## PROBLEM
Please print the full listing exactly.

## RECORDS
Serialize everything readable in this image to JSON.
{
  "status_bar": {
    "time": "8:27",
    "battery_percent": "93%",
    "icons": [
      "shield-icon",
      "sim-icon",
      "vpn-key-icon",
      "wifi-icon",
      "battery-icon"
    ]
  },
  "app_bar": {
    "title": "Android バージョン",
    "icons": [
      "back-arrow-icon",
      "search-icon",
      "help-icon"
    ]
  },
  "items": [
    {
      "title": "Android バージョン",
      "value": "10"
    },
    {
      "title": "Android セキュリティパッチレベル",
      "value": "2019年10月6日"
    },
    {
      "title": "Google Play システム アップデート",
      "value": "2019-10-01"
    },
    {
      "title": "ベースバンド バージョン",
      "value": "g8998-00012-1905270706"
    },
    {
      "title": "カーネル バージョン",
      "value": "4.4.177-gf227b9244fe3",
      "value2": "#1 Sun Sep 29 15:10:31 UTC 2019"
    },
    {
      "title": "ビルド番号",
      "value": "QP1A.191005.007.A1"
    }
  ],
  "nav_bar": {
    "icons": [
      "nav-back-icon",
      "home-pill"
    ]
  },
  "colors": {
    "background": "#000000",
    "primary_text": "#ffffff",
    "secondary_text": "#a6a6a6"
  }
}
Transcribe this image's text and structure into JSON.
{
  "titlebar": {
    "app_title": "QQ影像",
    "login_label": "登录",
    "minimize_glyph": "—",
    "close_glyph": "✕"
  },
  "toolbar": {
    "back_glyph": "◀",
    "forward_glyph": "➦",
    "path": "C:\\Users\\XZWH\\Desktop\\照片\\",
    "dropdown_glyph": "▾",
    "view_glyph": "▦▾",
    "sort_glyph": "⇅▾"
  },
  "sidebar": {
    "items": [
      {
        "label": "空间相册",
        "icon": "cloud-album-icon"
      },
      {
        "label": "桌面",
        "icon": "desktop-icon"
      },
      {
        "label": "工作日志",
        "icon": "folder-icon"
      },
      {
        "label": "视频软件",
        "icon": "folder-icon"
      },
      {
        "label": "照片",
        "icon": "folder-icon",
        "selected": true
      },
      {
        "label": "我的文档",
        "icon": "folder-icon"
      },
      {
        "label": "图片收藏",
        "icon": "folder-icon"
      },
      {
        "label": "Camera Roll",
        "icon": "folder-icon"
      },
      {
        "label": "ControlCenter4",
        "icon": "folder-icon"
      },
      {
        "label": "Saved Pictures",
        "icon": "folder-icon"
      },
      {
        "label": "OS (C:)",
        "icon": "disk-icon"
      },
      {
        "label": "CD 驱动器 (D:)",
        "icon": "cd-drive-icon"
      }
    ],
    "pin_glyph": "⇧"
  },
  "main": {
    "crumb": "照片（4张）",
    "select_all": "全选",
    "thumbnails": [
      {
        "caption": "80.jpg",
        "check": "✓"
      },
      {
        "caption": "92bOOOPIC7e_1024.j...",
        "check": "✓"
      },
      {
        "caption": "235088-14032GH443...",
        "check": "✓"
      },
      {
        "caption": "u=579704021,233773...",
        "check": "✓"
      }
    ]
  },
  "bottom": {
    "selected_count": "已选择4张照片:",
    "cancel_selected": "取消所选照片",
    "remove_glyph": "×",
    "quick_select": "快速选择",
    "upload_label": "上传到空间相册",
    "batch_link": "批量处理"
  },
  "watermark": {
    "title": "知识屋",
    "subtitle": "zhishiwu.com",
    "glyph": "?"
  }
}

## THE COMPLETED TASK
Serialize everything readable in this image to JSON.
{
  "status_bar": {
    "time": "8:27",
    "battery_percent": "93%",
    "icons": [
      "shield-icon",
      "sim-icon",
      "vpn-key-icon",
      "wifi-icon",
      "battery-icon"
    ]
  },
  "app_bar": {
    "title": "Android バージョン",
    "icons": [
      "back-arrow-icon",
      "search-icon",
      "help-icon"
    ]
  },
  "items": [
    {
      "title": "Android バージョン",
      "value": "10"
    },
    {
      "title": "Android セキュリティパッチレベル",
      "value": "2019年10月6日"
    },
    {
      "title": "Google Play システム アップデート",
      "value": "2019-10-01"
    },
    {
      "title": "ベースバンド バージョン",
      "value": "g8998-00012-1905270706"
    },
    {
      "title": "カーネル バージョン",
      "value": "4.4.177-gf227b9244fe3",
      "value2": "#1 Sun Sep 29 15:10:31 UTC 2019"
    },
    {
      "title": "ビルド番号",
      "value": "QP1A.191005.007.A1"
    }
  ],
  "nav_bar": {
    "icons": [
      "nav-back-icon",
      "home-pill"
    ]
  },
  "colors": {
    "background": "#000000",
    "primary_text": "#ffffff",
    "secondary_text": "#a6a6a6"
  }
}
Transcribe this image's text and structure into JSON.
{
  "titlebar": {
    "app_title": "QQ影像",
    "login_label": "登录",
    "minimize_glyph": "—",
    "close_glyph": "✕"
  },
  "toolbar": {
    "back_glyph": "◀",
    "forward_glyph": "➦",
    "path": "C:\\Users\\XZWH\\Desktop\\照片\\",
    "dropdown_glyph": "▾",
    "view_glyph": "▦▾",
    "sort_glyph": "⇅▾"
  },
  "sidebar": {
    "items": [
      {
        "label": "空间相册",
        "icon": "cloud-album-icon"
      },
      {
        "label": "桌面",
        "icon": "desktop-icon"
      },
      {
        "label": "工作日志",
        "icon": "folder-icon"
      },
      {
        "label": "视频软件",
        "icon": "folder-icon"
      },
      {
        "label": "照片",
        "icon": "folder-icon",
        "selected": true
      },
      {
        "label": "我的文档",
        "icon": "folder-icon"
      },
      {
        "label": "图片收藏",
        "icon": "folder-icon"
      },
      {
        "label": "Camera Roll",
        "icon": "folder-icon"
      },
      {
        "label": "ControlCenter4",
        "icon": "folder-icon"
      },
      {
        "label": "Saved Pictures",
        "icon": "folder-icon"
      },
      {
        "label": "OS (C:)",
        "icon": "disk-icon"
      },
      {
        "label": "CD 驱动器 (D:)",
        "icon": "cd-drive-icon"
      }
    ],
    "pin_glyph": "⇧"
  },
  "main": {
    "crumb": "照片（4张）",
    "select_all": "全选",
    "thumbnails": [
      {
        "caption": "80.jpg",
        "check": "✓"
      },
      {
        "caption": "92bOOOPIC7e_1024.j...",
        "check": "✓"
      },
      {
        "caption": "235088-14032GH443...",
        "check": "✓"
      },
      {
        "caption": "u=579704021,233773...",
        "check": "✓"
      }
    ]
  },
  "bottom": {
    "selected_count": "已选择4张照片:",
    "cancel_selected": "取消所选照片",
    "remove_glyph": "×",
    "quick_select": "快速选择",
    "upload_label": "上传到空间相册",
    "batch_link": "批量处理"
  },
  "watermark": {
    "title": "知识屋",
    "subtitle": "zhishiwu.com",
    "glyph": "?"
  }
}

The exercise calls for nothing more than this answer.